------ RECORDS PROVIDED
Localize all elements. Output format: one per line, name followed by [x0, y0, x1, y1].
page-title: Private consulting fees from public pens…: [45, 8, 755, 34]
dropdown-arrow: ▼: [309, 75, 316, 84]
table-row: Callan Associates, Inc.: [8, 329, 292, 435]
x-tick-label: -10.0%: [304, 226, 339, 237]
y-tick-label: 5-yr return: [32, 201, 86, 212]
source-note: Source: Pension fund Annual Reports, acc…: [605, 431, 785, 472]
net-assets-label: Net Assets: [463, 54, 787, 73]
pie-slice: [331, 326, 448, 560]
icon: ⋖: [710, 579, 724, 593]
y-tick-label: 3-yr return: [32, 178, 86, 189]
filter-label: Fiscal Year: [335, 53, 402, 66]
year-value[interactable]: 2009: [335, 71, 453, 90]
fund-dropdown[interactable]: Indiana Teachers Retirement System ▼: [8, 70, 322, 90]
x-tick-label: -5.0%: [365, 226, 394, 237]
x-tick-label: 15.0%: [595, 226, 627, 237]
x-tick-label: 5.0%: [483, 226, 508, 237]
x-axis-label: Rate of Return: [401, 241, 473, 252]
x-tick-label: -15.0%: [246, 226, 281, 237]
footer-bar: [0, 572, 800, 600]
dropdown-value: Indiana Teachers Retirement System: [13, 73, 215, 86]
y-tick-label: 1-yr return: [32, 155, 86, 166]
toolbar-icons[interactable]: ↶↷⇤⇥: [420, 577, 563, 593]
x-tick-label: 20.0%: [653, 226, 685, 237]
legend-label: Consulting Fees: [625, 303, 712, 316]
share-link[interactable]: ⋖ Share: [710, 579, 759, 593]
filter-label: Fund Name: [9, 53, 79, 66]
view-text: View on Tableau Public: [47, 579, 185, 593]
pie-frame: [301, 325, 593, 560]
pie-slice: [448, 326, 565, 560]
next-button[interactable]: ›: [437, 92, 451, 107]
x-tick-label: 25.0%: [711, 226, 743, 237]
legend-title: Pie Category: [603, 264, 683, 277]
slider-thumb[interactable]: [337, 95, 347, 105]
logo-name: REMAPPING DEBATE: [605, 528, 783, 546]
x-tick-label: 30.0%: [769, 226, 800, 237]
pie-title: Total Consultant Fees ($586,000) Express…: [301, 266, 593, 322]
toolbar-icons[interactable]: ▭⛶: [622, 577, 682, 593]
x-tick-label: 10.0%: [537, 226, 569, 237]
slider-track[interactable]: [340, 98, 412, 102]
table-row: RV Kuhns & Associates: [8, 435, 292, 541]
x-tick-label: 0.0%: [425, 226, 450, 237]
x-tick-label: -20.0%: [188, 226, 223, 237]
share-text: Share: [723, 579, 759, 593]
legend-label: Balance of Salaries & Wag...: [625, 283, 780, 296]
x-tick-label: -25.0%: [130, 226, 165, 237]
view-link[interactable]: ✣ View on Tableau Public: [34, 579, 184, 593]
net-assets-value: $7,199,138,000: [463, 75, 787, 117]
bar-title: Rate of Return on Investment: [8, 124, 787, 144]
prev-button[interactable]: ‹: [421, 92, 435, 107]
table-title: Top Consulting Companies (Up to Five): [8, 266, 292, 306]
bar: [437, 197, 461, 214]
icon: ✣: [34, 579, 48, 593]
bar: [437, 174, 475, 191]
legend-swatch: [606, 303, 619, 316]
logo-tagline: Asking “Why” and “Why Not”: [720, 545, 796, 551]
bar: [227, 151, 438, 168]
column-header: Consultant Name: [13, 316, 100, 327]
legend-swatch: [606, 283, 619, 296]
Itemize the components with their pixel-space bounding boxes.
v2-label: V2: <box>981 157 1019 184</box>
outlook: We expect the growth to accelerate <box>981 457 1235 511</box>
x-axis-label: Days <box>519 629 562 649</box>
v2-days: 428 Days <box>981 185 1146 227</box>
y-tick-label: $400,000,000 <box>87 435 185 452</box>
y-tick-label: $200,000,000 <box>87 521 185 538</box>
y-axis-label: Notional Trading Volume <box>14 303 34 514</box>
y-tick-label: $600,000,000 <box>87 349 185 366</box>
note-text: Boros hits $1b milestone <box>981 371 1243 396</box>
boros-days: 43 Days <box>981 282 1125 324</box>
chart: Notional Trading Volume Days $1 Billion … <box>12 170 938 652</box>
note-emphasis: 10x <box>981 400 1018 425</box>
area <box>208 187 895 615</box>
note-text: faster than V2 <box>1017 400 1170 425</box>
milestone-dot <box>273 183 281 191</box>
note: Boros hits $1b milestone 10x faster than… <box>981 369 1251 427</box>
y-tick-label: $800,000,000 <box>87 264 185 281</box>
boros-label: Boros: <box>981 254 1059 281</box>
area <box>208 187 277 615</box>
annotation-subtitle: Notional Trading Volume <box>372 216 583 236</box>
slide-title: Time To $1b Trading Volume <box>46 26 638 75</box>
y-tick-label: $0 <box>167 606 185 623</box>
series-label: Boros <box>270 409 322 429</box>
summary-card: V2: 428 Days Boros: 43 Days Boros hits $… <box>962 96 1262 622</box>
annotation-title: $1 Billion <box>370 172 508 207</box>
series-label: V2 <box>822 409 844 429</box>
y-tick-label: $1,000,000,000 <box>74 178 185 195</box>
------------
TASK DETAILS = Reproduce every line of the material above word for word, with no changes.

THE SOLUTION =
Localize all elements. Output format: one per line, name followed by [x0, y0, x1, y1].
page-title: Private consulting fees from public pens…: [45, 8, 755, 34]
dropdown-arrow: ▼: [309, 75, 316, 84]
table-row: Callan Associates, Inc.: [8, 329, 292, 435]
x-tick-label: -10.0%: [304, 226, 339, 237]
y-tick-label: 5-yr return: [32, 201, 86, 212]
source-note: Source: Pension fund Annual Reports, acc…: [605, 431, 785, 472]
net-assets-label: Net Assets: [463, 54, 787, 73]
pie-slice: [331, 326, 448, 560]
icon: ⋖: [710, 579, 724, 593]
y-tick-label: 3-yr return: [32, 178, 86, 189]
filter-label: Fiscal Year: [335, 53, 402, 66]
year-value[interactable]: 2009: [335, 71, 453, 90]
fund-dropdown[interactable]: Indiana Teachers Retirement System ▼: [8, 70, 322, 90]
x-tick-label: -5.0%: [365, 226, 394, 237]
x-tick-label: 15.0%: [595, 226, 627, 237]
x-tick-label: 5.0%: [483, 226, 508, 237]
x-axis-label: Rate of Return: [401, 241, 473, 252]
x-tick-label: -15.0%: [246, 226, 281, 237]
footer-bar: [0, 572, 800, 600]
dropdown-value: Indiana Teachers Retirement System: [13, 73, 215, 86]
y-tick-label: 1-yr return: [32, 155, 86, 166]
toolbar-icons[interactable]: ↶↷⇤⇥: [420, 577, 563, 593]
x-tick-label: 20.0%: [653, 226, 685, 237]
legend-label: Consulting Fees: [625, 303, 712, 316]
share-link[interactable]: ⋖ Share: [710, 579, 759, 593]
filter-label: Fund Name: [9, 53, 79, 66]
view-text: View on Tableau Public: [47, 579, 185, 593]
pie-frame: [301, 325, 593, 560]
pie-slice: [448, 326, 565, 560]
next-button[interactable]: ›: [437, 92, 451, 107]
x-tick-label: 25.0%: [711, 226, 743, 237]
legend-title: Pie Category: [603, 264, 683, 277]
slider-thumb[interactable]: [337, 95, 347, 105]
logo-name: REMAPPING DEBATE: [605, 528, 783, 546]
x-tick-label: 30.0%: [769, 226, 800, 237]
pie-title: Total Consultant Fees ($586,000) Express…: [301, 266, 593, 322]
toolbar-icons[interactable]: ▭⛶: [622, 577, 682, 593]
x-tick-label: 10.0%: [537, 226, 569, 237]
slider-track[interactable]: [340, 98, 412, 102]
table-row: RV Kuhns & Associates: [8, 435, 292, 541]
x-tick-label: 0.0%: [425, 226, 450, 237]
x-tick-label: -20.0%: [188, 226, 223, 237]
share-text: Share: [723, 579, 759, 593]
legend-label: Balance of Salaries & Wag...: [625, 283, 780, 296]
x-tick-label: -25.0%: [130, 226, 165, 237]
view-link[interactable]: ✣ View on Tableau Public: [34, 579, 184, 593]
net-assets-value: $7,199,138,000: [463, 75, 787, 117]
bar-title: Rate of Return on Investment: [8, 124, 787, 144]
prev-button[interactable]: ‹: [421, 92, 435, 107]
table-title: Top Consulting Companies (Up to Five): [8, 266, 292, 306]
bar: [437, 197, 461, 214]
icon: ✣: [34, 579, 48, 593]
bar: [437, 174, 475, 191]
legend-swatch: [606, 303, 619, 316]
logo-tagline: Asking “Why” and “Why Not”: [720, 545, 796, 551]
bar: [227, 151, 438, 168]
column-header: Consultant Name: [13, 316, 100, 327]
legend-swatch: [606, 283, 619, 296]
Itemize the components with their pixel-space bounding boxes.
v2-label: V2: <box>981 157 1019 184</box>
outlook: We expect the growth to accelerate <box>981 457 1235 511</box>
x-axis-label: Days <box>519 629 562 649</box>
v2-days: 428 Days <box>981 185 1146 227</box>
y-tick-label: $400,000,000 <box>87 435 185 452</box>
y-tick-label: $200,000,000 <box>87 521 185 538</box>
y-axis-label: Notional Trading Volume <box>14 303 34 514</box>
y-tick-label: $600,000,000 <box>87 349 185 366</box>
note-text: Boros hits $1b milestone <box>981 371 1243 396</box>
boros-days: 43 Days <box>981 282 1125 324</box>
chart: Notional Trading Volume Days $1 Billion … <box>12 170 938 652</box>
note-emphasis: 10x <box>981 400 1018 425</box>
area <box>208 187 895 615</box>
note-text: faster than V2 <box>1017 400 1170 425</box>
milestone-dot <box>273 183 281 191</box>
note: Boros hits $1b milestone 10x faster than… <box>981 369 1251 427</box>
y-tick-label: $800,000,000 <box>87 264 185 281</box>
boros-label: Boros: <box>981 254 1059 281</box>
area <box>208 187 277 615</box>
annotation-subtitle: Notional Trading Volume <box>372 216 583 236</box>
slide-title: Time To $1b Trading Volume <box>46 26 638 75</box>
y-tick-label: $0 <box>167 606 185 623</box>
series-label: Boros <box>270 409 322 429</box>
summary-card: V2: 428 Days Boros: 43 Days Boros hits $… <box>962 96 1262 622</box>
annotation-title: $1 Billion <box>370 172 508 207</box>
series-label: V2 <box>822 409 844 429</box>
y-tick-label: $1,000,000,000 <box>74 178 185 195</box>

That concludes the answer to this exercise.